The problem> Exactly how many lines below mention "given"? Answer with that number alone.

Material provided>

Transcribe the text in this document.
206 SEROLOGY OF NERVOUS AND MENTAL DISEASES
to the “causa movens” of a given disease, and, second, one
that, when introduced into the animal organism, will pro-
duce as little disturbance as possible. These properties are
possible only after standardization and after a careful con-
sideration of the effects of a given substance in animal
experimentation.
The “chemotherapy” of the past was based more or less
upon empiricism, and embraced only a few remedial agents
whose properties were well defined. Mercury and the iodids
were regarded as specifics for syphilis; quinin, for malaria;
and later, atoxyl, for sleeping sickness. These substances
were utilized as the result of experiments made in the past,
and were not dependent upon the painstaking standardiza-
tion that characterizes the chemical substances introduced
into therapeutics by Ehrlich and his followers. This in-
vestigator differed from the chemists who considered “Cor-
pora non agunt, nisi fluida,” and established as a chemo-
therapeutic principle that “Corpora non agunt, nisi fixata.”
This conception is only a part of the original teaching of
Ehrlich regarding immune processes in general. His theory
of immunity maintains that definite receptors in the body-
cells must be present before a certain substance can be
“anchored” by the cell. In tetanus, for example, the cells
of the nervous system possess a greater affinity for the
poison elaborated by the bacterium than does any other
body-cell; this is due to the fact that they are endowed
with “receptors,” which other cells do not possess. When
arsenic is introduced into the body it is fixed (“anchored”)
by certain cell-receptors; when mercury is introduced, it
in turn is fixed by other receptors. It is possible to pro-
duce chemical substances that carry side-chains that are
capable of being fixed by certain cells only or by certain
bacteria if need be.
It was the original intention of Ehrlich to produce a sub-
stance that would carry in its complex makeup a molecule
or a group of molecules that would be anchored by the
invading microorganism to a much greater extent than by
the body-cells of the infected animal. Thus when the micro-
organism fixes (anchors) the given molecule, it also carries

Expected answer> 3